WHAT TO PRODUCE:
Set the listing down exactly; no pictures.

ENTRIES SHOWN START

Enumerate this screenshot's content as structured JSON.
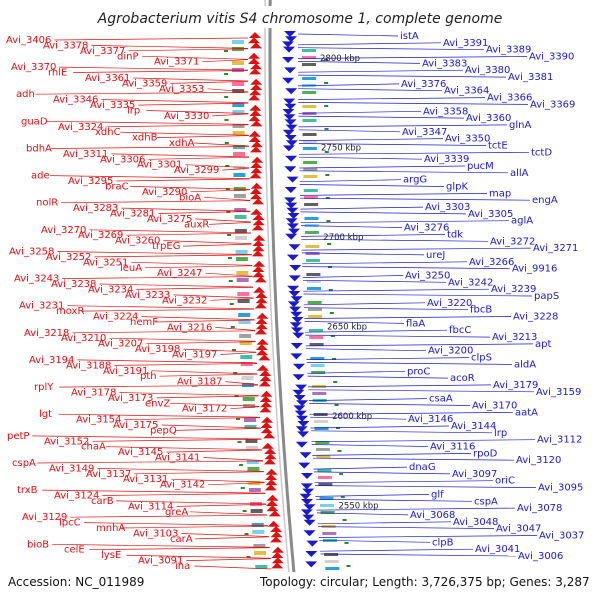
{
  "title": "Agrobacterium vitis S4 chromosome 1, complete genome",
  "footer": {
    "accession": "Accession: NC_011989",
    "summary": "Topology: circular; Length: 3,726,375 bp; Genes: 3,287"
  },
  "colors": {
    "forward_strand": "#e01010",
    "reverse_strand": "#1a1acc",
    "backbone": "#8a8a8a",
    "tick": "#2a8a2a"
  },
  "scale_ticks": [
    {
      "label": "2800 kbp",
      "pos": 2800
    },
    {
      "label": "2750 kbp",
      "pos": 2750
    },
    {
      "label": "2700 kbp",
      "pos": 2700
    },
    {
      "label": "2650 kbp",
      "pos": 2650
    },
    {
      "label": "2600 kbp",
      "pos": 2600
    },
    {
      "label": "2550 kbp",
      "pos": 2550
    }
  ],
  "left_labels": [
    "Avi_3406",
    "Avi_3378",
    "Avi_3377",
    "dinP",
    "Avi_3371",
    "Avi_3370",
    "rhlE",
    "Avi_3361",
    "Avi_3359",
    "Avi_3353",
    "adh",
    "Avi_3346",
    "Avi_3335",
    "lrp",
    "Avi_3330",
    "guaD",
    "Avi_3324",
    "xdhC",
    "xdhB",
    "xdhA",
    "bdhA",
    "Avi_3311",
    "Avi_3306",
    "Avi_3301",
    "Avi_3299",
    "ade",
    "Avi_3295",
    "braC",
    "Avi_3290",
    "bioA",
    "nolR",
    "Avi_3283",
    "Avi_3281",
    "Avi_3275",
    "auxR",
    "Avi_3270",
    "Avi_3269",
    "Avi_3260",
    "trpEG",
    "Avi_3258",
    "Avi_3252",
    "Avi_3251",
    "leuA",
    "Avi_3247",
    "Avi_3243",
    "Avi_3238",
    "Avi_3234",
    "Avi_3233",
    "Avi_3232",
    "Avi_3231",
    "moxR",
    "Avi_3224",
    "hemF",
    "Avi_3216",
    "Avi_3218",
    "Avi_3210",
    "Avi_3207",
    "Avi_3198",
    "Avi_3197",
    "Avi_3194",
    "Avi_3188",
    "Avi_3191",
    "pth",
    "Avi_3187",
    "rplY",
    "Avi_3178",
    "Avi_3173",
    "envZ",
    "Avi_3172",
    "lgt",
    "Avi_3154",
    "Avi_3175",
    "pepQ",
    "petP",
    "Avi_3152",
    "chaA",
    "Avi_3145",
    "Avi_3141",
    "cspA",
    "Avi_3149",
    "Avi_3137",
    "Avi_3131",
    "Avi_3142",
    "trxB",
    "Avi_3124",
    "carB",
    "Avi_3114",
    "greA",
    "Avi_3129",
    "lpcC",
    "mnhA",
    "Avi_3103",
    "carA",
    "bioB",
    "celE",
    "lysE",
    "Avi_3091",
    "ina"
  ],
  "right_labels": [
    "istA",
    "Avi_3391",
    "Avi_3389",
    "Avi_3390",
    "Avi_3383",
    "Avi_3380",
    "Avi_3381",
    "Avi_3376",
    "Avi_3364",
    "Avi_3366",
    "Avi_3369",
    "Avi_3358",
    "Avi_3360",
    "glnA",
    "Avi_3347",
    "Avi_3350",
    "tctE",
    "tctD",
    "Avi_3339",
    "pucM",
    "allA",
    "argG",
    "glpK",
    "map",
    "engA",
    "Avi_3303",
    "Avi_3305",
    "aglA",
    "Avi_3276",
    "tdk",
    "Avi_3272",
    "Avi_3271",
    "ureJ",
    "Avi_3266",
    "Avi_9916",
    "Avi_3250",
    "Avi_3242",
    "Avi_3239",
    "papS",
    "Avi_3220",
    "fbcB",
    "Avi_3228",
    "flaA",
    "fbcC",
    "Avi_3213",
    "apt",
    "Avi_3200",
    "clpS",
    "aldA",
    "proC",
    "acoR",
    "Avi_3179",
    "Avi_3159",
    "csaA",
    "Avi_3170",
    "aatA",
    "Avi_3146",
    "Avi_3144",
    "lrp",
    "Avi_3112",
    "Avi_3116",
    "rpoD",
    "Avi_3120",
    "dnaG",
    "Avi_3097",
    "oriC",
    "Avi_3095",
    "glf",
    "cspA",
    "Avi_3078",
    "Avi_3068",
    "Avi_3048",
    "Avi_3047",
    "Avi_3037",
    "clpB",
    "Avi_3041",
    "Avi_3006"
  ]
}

ENTRIES SHOWN END

WORKED SOLUTION:
Enumerate this screenshot's content as structured JSON.
{
  "title": "Agrobacterium vitis S4 chromosome 1, complete genome",
  "footer": {
    "accession": "Accession: NC_011989",
    "summary": "Topology: circular; Length: 3,726,375 bp; Genes: 3,287"
  },
  "colors": {
    "forward_strand": "#e01010",
    "reverse_strand": "#1a1acc",
    "backbone": "#8a8a8a",
    "tick": "#2a8a2a"
  },
  "scale_ticks": [
    {
      "label": "2800 kbp",
      "pos": 2800
    },
    {
      "label": "2750 kbp",
      "pos": 2750
    },
    {
      "label": "2700 kbp",
      "pos": 2700
    },
    {
      "label": "2650 kbp",
      "pos": 2650
    },
    {
      "label": "2600 kbp",
      "pos": 2600
    },
    {
      "label": "2550 kbp",
      "pos": 2550
    }
  ],
  "left_labels": [
    "Avi_3406",
    "Avi_3378",
    "Avi_3377",
    "dinP",
    "Avi_3371",
    "Avi_3370",
    "rhlE",
    "Avi_3361",
    "Avi_3359",
    "Avi_3353",
    "adh",
    "Avi_3346",
    "Avi_3335",
    "lrp",
    "Avi_3330",
    "guaD",
    "Avi_3324",
    "xdhC",
    "xdhB",
    "xdhA",
    "bdhA",
    "Avi_3311",
    "Avi_3306",
    "Avi_3301",
    "Avi_3299",
    "ade",
    "Avi_3295",
    "braC",
    "Avi_3290",
    "bioA",
    "nolR",
    "Avi_3283",
    "Avi_3281",
    "Avi_3275",
    "auxR",
    "Avi_3270",
    "Avi_3269",
    "Avi_3260",
    "trpEG",
    "Avi_3258",
    "Avi_3252",
    "Avi_3251",
    "leuA",
    "Avi_3247",
    "Avi_3243",
    "Avi_3238",
    "Avi_3234",
    "Avi_3233",
    "Avi_3232",
    "Avi_3231",
    "moxR",
    "Avi_3224",
    "hemF",
    "Avi_3216",
    "Avi_3218",
    "Avi_3210",
    "Avi_3207",
    "Avi_3198",
    "Avi_3197",
    "Avi_3194",
    "Avi_3188",
    "Avi_3191",
    "pth",
    "Avi_3187",
    "rplY",
    "Avi_3178",
    "Avi_3173",
    "envZ",
    "Avi_3172",
    "lgt",
    "Avi_3154",
    "Avi_3175",
    "pepQ",
    "petP",
    "Avi_3152",
    "chaA",
    "Avi_3145",
    "Avi_3141",
    "cspA",
    "Avi_3149",
    "Avi_3137",
    "Avi_3131",
    "Avi_3142",
    "trxB",
    "Avi_3124",
    "carB",
    "Avi_3114",
    "greA",
    "Avi_3129",
    "lpcC",
    "mnhA",
    "Avi_3103",
    "carA",
    "bioB",
    "celE",
    "lysE",
    "Avi_3091",
    "ina"
  ],
  "right_labels": [
    "istA",
    "Avi_3391",
    "Avi_3389",
    "Avi_3390",
    "Avi_3383",
    "Avi_3380",
    "Avi_3381",
    "Avi_3376",
    "Avi_3364",
    "Avi_3366",
    "Avi_3369",
    "Avi_3358",
    "Avi_3360",
    "glnA",
    "Avi_3347",
    "Avi_3350",
    "tctE",
    "tctD",
    "Avi_3339",
    "pucM",
    "allA",
    "argG",
    "glpK",
    "map",
    "engA",
    "Avi_3303",
    "Avi_3305",
    "aglA",
    "Avi_3276",
    "tdk",
    "Avi_3272",
    "Avi_3271",
    "ureJ",
    "Avi_3266",
    "Avi_9916",
    "Avi_3250",
    "Avi_3242",
    "Avi_3239",
    "papS",
    "Avi_3220",
    "fbcB",
    "Avi_3228",
    "flaA",
    "fbcC",
    "Avi_3213",
    "apt",
    "Avi_3200",
    "clpS",
    "aldA",
    "proC",
    "acoR",
    "Avi_3179",
    "Avi_3159",
    "csaA",
    "Avi_3170",
    "aatA",
    "Avi_3146",
    "Avi_3144",
    "lrp",
    "Avi_3112",
    "Avi_3116",
    "rpoD",
    "Avi_3120",
    "dnaG",
    "Avi_3097",
    "oriC",
    "Avi_3095",
    "glf",
    "cspA",
    "Avi_3078",
    "Avi_3068",
    "Avi_3048",
    "Avi_3047",
    "Avi_3037",
    "clpB",
    "Avi_3041",
    "Avi_3006"
  ]
}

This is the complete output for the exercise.